TASK STATEMENT: Extract the lines that carry the string "ішкі" from the listing.

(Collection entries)
______

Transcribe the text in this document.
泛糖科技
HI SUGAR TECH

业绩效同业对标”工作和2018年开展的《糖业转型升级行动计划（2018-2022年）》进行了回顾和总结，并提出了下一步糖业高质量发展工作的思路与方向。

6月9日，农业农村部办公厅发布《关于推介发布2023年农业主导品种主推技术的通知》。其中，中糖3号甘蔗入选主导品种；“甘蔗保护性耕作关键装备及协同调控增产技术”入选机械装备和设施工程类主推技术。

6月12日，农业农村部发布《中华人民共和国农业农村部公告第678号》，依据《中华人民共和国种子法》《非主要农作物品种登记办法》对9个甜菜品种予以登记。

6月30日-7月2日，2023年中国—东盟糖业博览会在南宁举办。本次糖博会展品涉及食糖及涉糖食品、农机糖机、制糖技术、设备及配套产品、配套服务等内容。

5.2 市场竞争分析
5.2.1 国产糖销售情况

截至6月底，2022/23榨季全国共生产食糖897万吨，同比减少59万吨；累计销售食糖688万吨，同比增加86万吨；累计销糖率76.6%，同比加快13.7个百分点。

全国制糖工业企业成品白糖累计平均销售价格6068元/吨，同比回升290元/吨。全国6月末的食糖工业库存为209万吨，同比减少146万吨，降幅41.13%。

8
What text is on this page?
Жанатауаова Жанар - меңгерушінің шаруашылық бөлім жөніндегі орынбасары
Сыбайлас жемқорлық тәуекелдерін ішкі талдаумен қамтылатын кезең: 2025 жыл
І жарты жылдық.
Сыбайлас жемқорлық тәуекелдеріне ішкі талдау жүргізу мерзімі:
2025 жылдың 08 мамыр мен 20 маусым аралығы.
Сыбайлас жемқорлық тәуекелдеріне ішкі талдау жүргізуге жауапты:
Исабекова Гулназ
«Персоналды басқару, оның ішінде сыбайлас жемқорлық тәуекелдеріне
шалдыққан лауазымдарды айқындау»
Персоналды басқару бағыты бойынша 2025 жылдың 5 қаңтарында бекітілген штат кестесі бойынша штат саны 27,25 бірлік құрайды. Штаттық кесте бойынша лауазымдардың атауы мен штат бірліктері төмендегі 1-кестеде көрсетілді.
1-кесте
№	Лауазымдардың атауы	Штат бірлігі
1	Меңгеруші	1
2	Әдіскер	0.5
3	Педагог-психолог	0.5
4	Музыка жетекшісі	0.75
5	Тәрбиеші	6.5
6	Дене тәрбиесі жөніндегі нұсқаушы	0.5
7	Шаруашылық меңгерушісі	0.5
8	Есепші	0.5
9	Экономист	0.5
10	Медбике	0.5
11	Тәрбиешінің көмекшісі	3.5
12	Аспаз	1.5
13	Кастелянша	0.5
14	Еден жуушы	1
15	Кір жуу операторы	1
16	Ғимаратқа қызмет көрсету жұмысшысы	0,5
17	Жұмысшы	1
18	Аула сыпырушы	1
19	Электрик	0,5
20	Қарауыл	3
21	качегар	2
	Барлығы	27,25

______

REPLY TO THE EXERCISE:
Сыбайлас жемқорлық тәуекелдерін ішкі талдаумен қамтылатын кезең: 2025 жыл
Сыбайлас жемқорлық тәуекелдеріне ішкі талдау жүргізу мерзімі:
Сыбайлас жемқорлық тәуекелдеріне ішкі талдау жүргізуге жауапты:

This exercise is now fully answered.